◆ Material supplied ◆
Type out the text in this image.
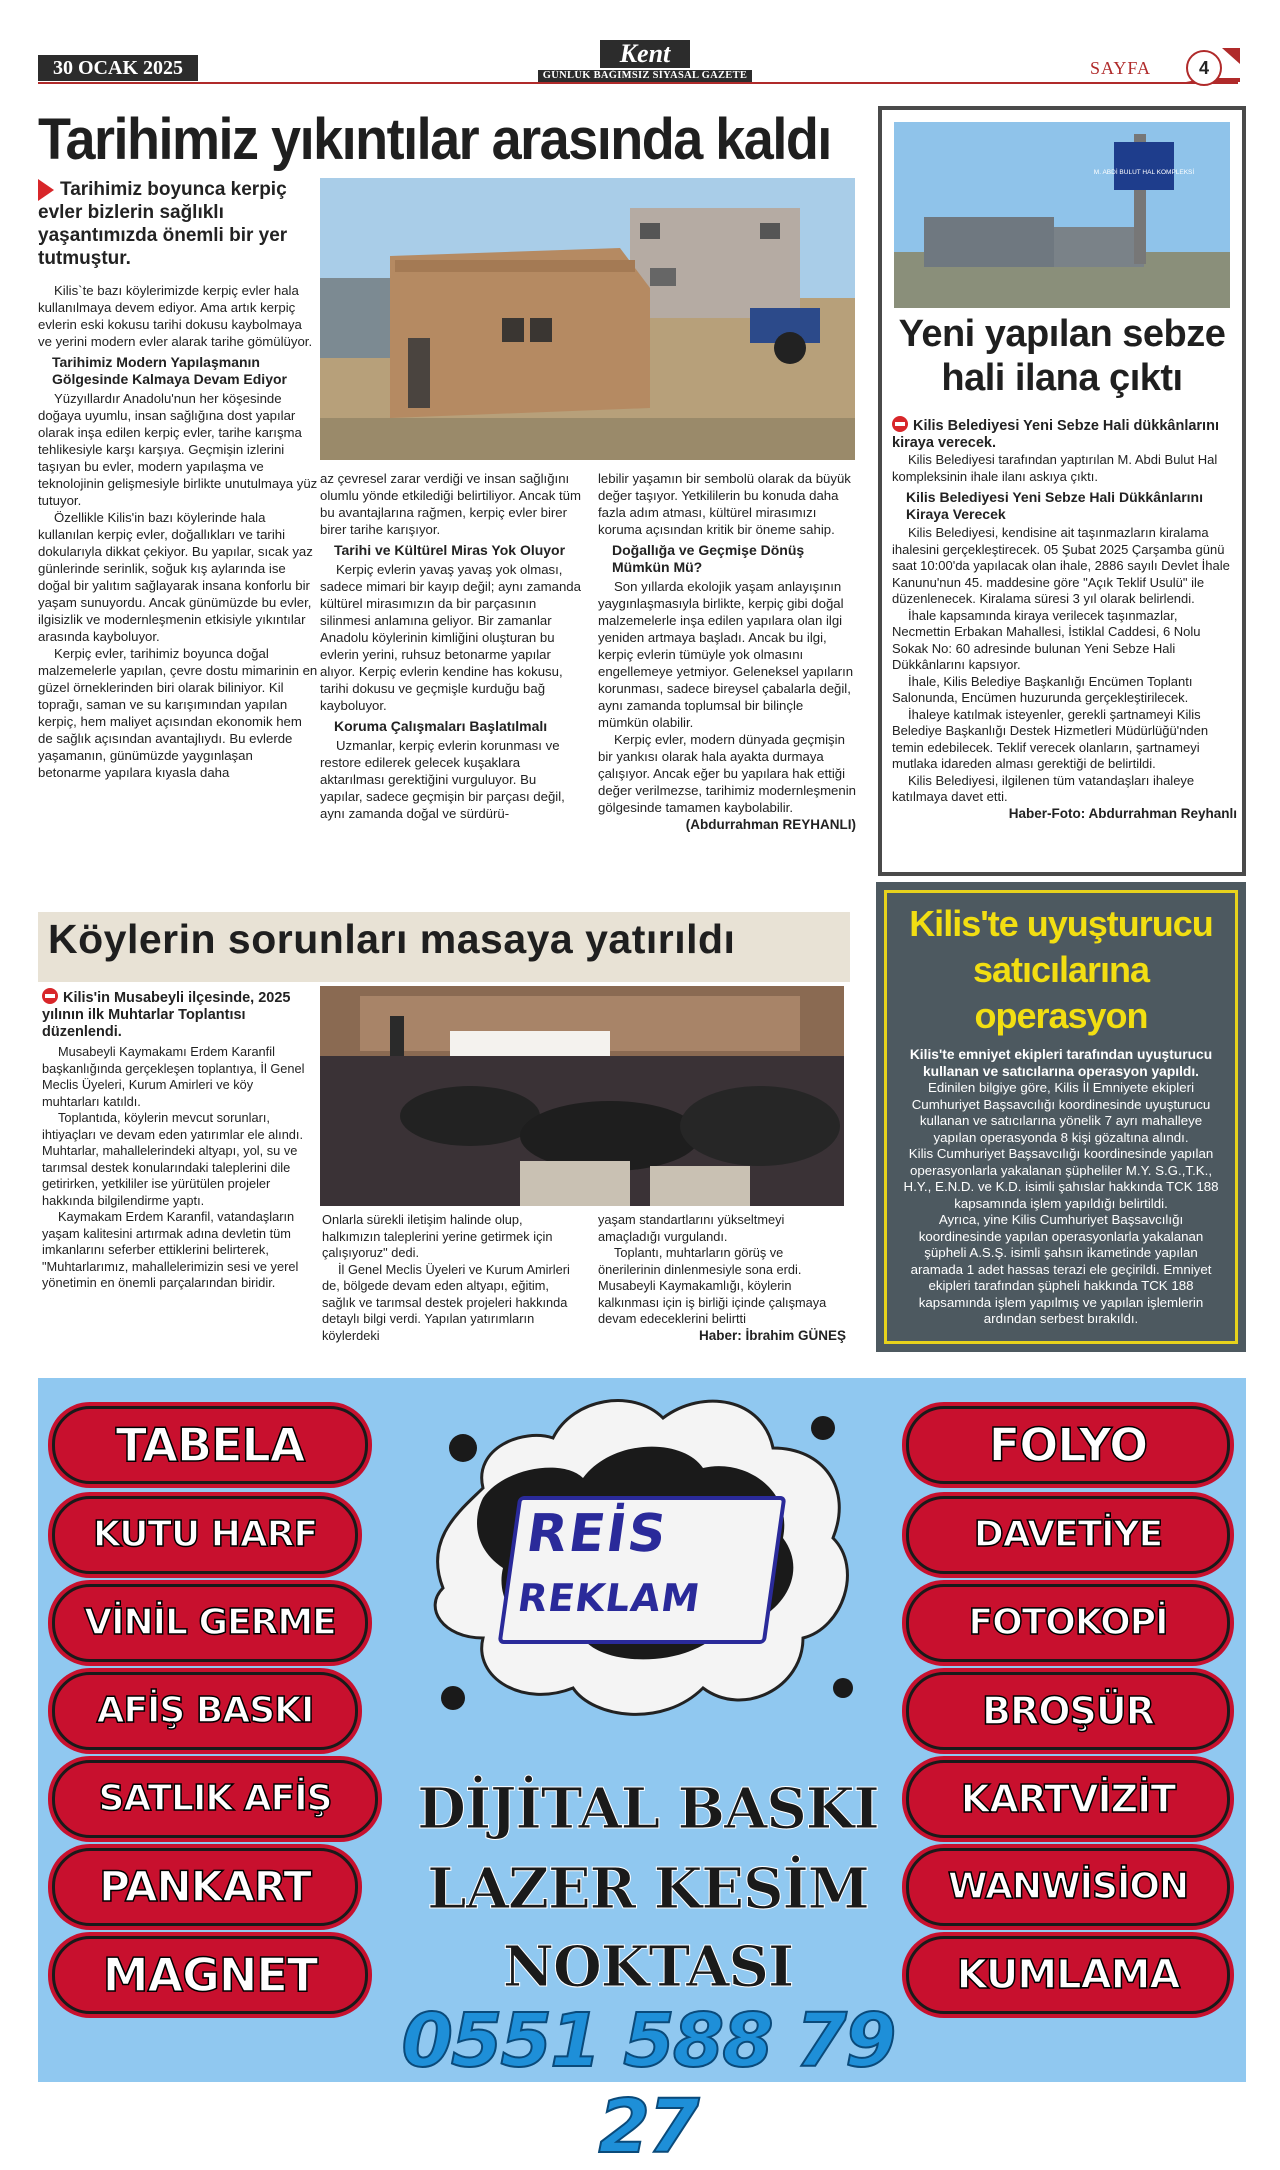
30 OCAK 2025	Kent
GÜNLÜK BAĞIMSIZ SİYASAL GAZETE	SAYFA	4
Tarihimiz yıkıntılar arasında kaldı
Tarihimiz boyunca kerpiç evler bizlerin sağlıklı yaşantımızda önemli bir yer tutmuştur.

Kilis`te bazı köylerimizde kerpiç evler hala kullanılmaya devem ediyor. Ama artık kerpiç evlerin eski kokusu tarihi dokusu kaybolmaya ve yerini modern evler alarak tarihe gömülüyor.

Tarihimiz Modern Yapılaşmanın Gölgesinde Kalmaya Devam Ediyor

Yüzyıllardır Anadolu'nun her köşesinde doğaya uyumlu, insan sağlığına dost yapılar olarak inşa edilen kerpiç evler, tarihe karışma tehlikesiyle karşı karşıya. Geçmişin izlerini taşıyan bu evler, modern yapılaşma ve teknolojinin gelişmesiyle birlikte unutulmaya yüz tutuyor.

Özellikle Kilis'in bazı köylerinde hala kullanılan kerpiç evler, doğallıkları ve tarihi dokularıyla dikkat çekiyor. Bu yapılar, sıcak yaz günlerinde serinlik, soğuk kış aylarında ise doğal bir yalıtım sağlayarak insana konforlu bir yaşam sunuyordu. Ancak günümüzde bu evler, ilgisizlik ve modernleşmenin etkisiyle yıkıntılar arasında kayboluyor.

Kerpiç evler, tarihimiz boyunca doğal malzemelerle yapılan, çevre dostu mimarinin en güzel örneklerinden biri olarak biliniyor. Kil toprağı, saman ve su karışımından yapılan kerpiç, hem maliyet açısından ekonomik hem de sağlık açısından avantajlıydı. Bu evlerde yaşamanın, günümüzde yaygınlaşan betonarme yapılara kıyasla daha

az çevresel zarar verdiği ve insan sağlığını olumlu yönde etkilediği belirtiliyor. Ancak tüm bu avantajlarına rağmen, kerpiç evler birer birer tarihe karışıyor.

Tarihi ve Kültürel Miras Yok Oluyor

Kerpiç evlerin yavaş yavaş yok olması, sadece mimari bir kayıp değil; aynı zamanda kültürel mirasımızın da bir parçasının silinmesi anlamına geliyor. Bir zamanlar Anadolu köylerinin kimliğini oluşturan bu evlerin yerini, ruhsuz betonarme yapılar alıyor. Kerpiç evlerin kendine has kokusu, tarihi dokusu ve geçmişle kurduğu bağ kayboluyor.

Koruma Çalışmaları Başlatılmalı

Uzmanlar, kerpiç evlerin korunması ve restore edilerek gelecek kuşaklara aktarılması gerektiğini vurguluyor. Bu yapılar, sadece geçmişin bir parçası değil, aynı zamanda doğal ve sürdürü-

lebilir yaşamın bir sembolü olarak da büyük değer taşıyor. Yetkililerin bu konuda daha fazla adım atması, kültürel mirasımızı koruma açısından kritik bir öneme sahip.

Doğallığa ve Geçmişe Dönüş Mümkün Mü?

Son yıllarda ekolojik yaşam anlayışının yaygınlaşmasıyla birlikte, kerpiç gibi doğal malzemelerle inşa edilen yapılara olan ilgi yeniden artmaya başladı. Ancak bu ilgi, kerpiç evlerin tümüyle yok olmasını engellemeye yetmiyor. Geleneksel yapıların korunması, sadece bireysel çabalarla değil, aynı zamanda toplumsal bir bilinçle mümkün olabilir.

Kerpiç evler, modern dünyada geçmişin bir yankısı olarak hala ayakta durmaya çalışıyor. Ancak eğer bu yapılara hak ettiği değer verilmezse, tarihimiz modernleşmenin gölgesinde tamamen kaybolabilir.

(Abdurrahman REYHANLI)
M. ABDİ BULUT HAL KOMPLEKSİ
Yeni yapılan sebze hali ilana çıktı
Kilis Belediyesi Yeni Sebze Hali dükkânlarını kiraya verecek.

Kilis Belediyesi tarafından yaptırılan M. Abdi Bulut Hal kompleksinin ihale ilanı askıya çıktı.

Kilis Belediyesi Yeni Sebze Hali Dükkânlarını Kiraya Verecek

Kilis Belediyesi, kendisine ait taşınmazların kiralama ihalesini gerçekleştirecek. 05 Şubat 2025 Çarşamba günü saat 10:00'da yapılacak olan ihale, 2886 sayılı Devlet İhale Kanunu'nun 45. maddesine göre "Açık Teklif Usulü" ile düzenlenecek. Kiralama süresi 3 yıl olarak belirlendi.

İhale kapsamında kiraya verilecek taşınmazlar, Necmettin Erbakan Mahallesi, İstiklal Caddesi, 6 Nolu Sokak No: 60 adresinde bulunan Yeni Sebze Hali Dükkânlarını kapsıyor.

İhale, Kilis Belediye Başkanlığı Encümen Toplantı Salonunda, Encümen huzurunda gerçekleştirilecek.

İhaleye katılmak isteyenler, gerekli şartnameyi Kilis Belediye Başkanlığı Destek Hizmetleri Müdürlüğü'nden temin edebilecek. Teklif verecek olanların, şartnameyi mutlaka idareden alması gerektiği de belirtildi.

Kilis Belediyesi, ilgilenen tüm vatandaşları ihaleye katılmaya davet etti.

Haber-Foto: Abdurrahman Reyhanlı
Kilis'te uyuşturucu
satıcılarına operasyon

Kilis'te emniyet ekipleri tarafından uyuşturucu kullanan ve satıcılarına operasyon yapıldı.

Edinilen bilgiye göre, Kilis İl Emniyete ekipleri Cumhuriyet Başsavcılığı koordinesinde uyuşturucu kullanan ve satıcılarına yönelik 7 ayrı mahalleye yapılan operasyonda 8 kişi gözaltına alındı.

Kilis Cumhuriyet Başsavcılığı koordinesinde yapılan operasyonlarla yakalanan şüpheliler M.Y. S.G.,T.K., H.Y., E.N.D. ve K.D. isimli şahıslar hakkında TCK 188 kapsamında işlem yapıldığı belirtildi.

Ayrıca, yine Kilis Cumhuriyet Başsavcılığı koordinesinde yapılan operasyonlarla yakalanan şüpheli A.S.Ş. isimli şahsın ikametinde yapılan aramada 1 adet hassas terazi ele geçirildi. Emniyet ekipleri tarafından şüpheli hakkında TCK 188 kapsamında işlem yapılmış ve yapılan işlemlerin ardından serbest bırakıldı.

Köylerin sorunları masaya yatırıldı
Kilis'in Musabeyli ilçesinde, 2025 yılının ilk Muhtarlar Toplantısı düzenlendi.

Musabeyli Kaymakamı Erdem Karanfil başkanlığında gerçekleşen toplantıya, İl Genel Meclis Üyeleri, Kurum Amirleri ve köy muhtarları katıldı.

Toplantıda, köylerin mevcut sorunları, ihtiyaçları ve devam eden yatırımlar ele alındı. Muhtarlar, mahallelerindeki altyapı, yol, su ve tarımsal destek konularındaki taleplerini dile getirirken, yetkililer ise yürütülen projeler hakkında bilgilendirme yaptı.

Kaymakam Erdem Karanfil, vatandaşların yaşam kalitesini artırmak adına devletin tüm imkanlarını seferber ettiklerini belirterek, "Muhtarlarımız, mahallelerimizin sesi ve yerel yönetimin en önemli parçalarından biridir.

Onlarla sürekli iletişim halinde olup, halkımızın taleplerini yerine getirmek için çalışıyoruz" dedi.

İl Genel Meclis Üyeleri ve Kurum Amirleri de, bölgede devam eden altyapı, eğitim, sağlık ve tarımsal destek projeleri hakkında detaylı bilgi verdi. Yapılan yatırımların köylerdeki

yaşam standartlarını yükseltmeyi amaçladığı vurgulandı.

Toplantı, muhtarların görüş ve önerilerinin dinlenmesiyle sona erdi. Musabeyli Kaymakamlığı, köylerin kalkınması için iş birliği içinde çalışmaya devam edeceklerini belirtti

Haber: İbrahim GÜNEŞ
REİS
REKLAM
TABELA
KUTU HARF
VİNİL GERME
AFİŞ BASKI
SATLIK AFİŞ
PANKART
MAGNET
FOLYO
DAVETİYE
FOTOKOPİ
BROŞÜR
KARTVİZİT
WANWİSİON
KUMLAMA
DİJİTAL BASKI
LAZER KESİM
NOKTASI
0551 588 79 27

◆ Stated task ◆
Extract, from the listing above, every line where the string "yerini" occurs.

◆ Task output ◆
Kilis`te bazı köylerimizde kerpiç evler hala kullanılmaya devem ediyor. Ama artık kerpiç evlerin eski kokusu tarihi dokusu kaybolmaya ve yerini modern evler alarak tarihe gömülüyor.
Kerpiç evlerin yavaş yavaş yok olması, sadece mimari bir kayıp değil; aynı zamanda kültürel mirasımızın da bir parçasının silinmesi anlamına geliyor. Bir zamanlar Anadolu köylerinin kimliğini oluşturan bu evlerin yerini, ruhsuz betonarme yapılar alıyor. Kerpiç evlerin kendine has kokusu, tarihi dokusu ve geçmişle kurduğu bağ kayboluyor.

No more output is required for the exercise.